WORK TO BE COMPLETED:
Report all lines holding "Serpulidae".

◆ ◆ ◆

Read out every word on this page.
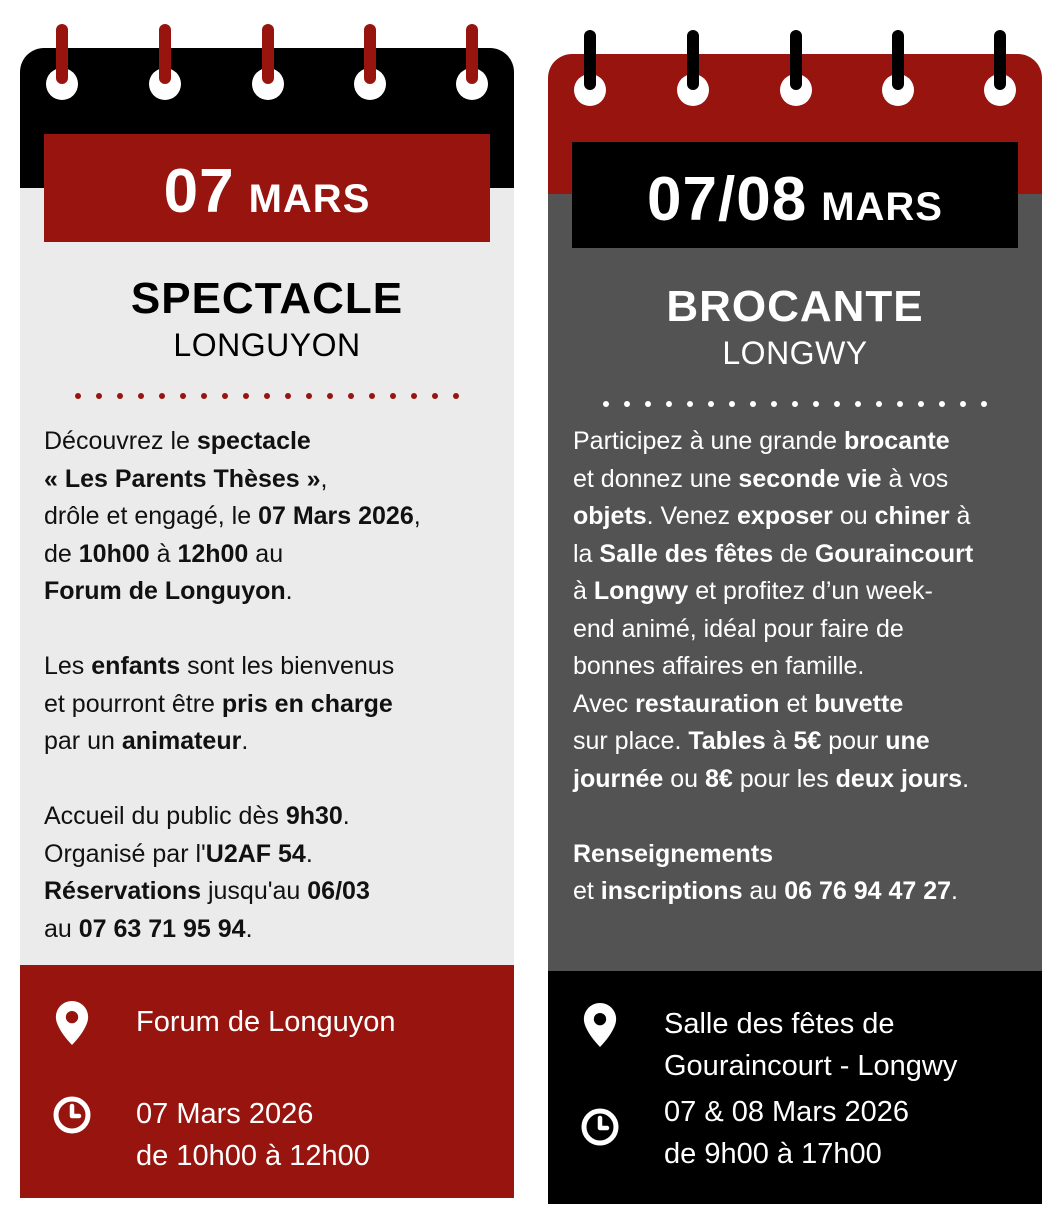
07 MARS
SPECTACLE
LONGUYON

Découvrez le spectacle
« Les Parents Thèses »,
drôle et engagé, le 07 Mars 2026,
de 10h00 à 12h00 au
Forum de Longuyon.

Les enfants sont les bienvenus
et pourront être pris en charge
par un animateur.

Accueil du public dès 9h30.
Organisé par l'U2AF 54.
Réservations jusqu'au 06/03
au 07 63 71 95 94.

Forum de Longuyon
07 Mars 2026
de 10h00 à 12h00
07/08 MARS
BROCANTE
LONGWY

Participez à une grande brocante
et donnez une seconde vie à vos
objets. Venez exposer ou chiner à
la Salle des fêtes de Gouraincourt
à Longwy et profitez d’un week-
end animé, idéal pour faire de
bonnes affaires en famille.
Avec restauration et buvette
sur place. Tables à 5€ pour une
journée ou 8€ pour les deux jours.

Renseignements
et inscriptions au 06 76 94 47 27.

Salle des fêtes de
Gouraincourt - Longwy
07 & 08 Mars 2026
de 9h00 à 17h00
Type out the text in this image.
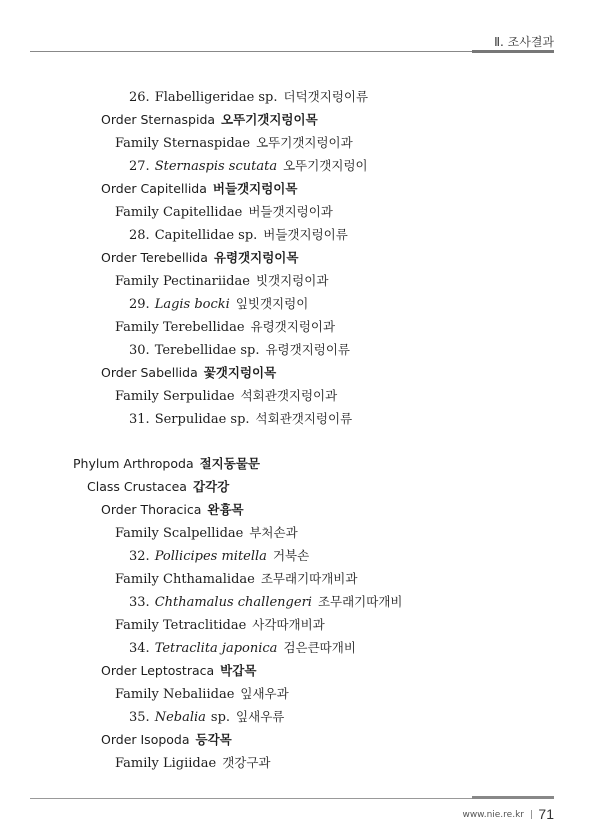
Ⅱ. 조사결과
26. Flabelligeridae sp. 더덕갯지렁이류
Order Sternaspida 오뚜기갯지렁이목
Family Sternaspidae 오뚜기갯지렁이과
27. Sternaspis scutata 오뚜기갯지렁이
Order Capitellida 버들갯지렁이목
Family Capitellidae 버들갯지렁이과
28. Capitellidae sp. 버들갯지렁이류
Order Terebellida 유령갯지렁이목
Family Pectinariidae 빗갯지렁이과
29. Lagis bocki 잎빗갯지렁이
Family Terebellidae 유령갯지렁이과
30. Terebellidae sp. 유령갯지렁이류
Order Sabellida 꽃갯지렁이목
Family Serpulidae 석회관갯지렁이과
31. Serpulidae sp. 석회관갯지렁이류
Phylum Arthropoda 절지동물문
Class Crustacea 갑각강
Order Thoracica 완흉목
Family Scalpellidae 부처손과
32. Pollicipes mitella 거북손
Family Chthamalidae 조무래기따개비과
33. Chthamalus challengeri 조무래기따개비
Family Tetraclitidae 사각따개비과
34. Tetraclita japonica 검은큰따개비
Order Leptostraca 박갑목
Family Nebaliidae 잎새우과
35. Nebalia sp. 잎새우류
Order Isopoda 등각목
Family Ligiidae 갯강구과
www.nie.re.kr | 71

◆ ◆ ◆

TASK OUTPUT:
Family Serpulidae 석회관갯지렁이과
31. Serpulidae sp. 석회관갯지렁이류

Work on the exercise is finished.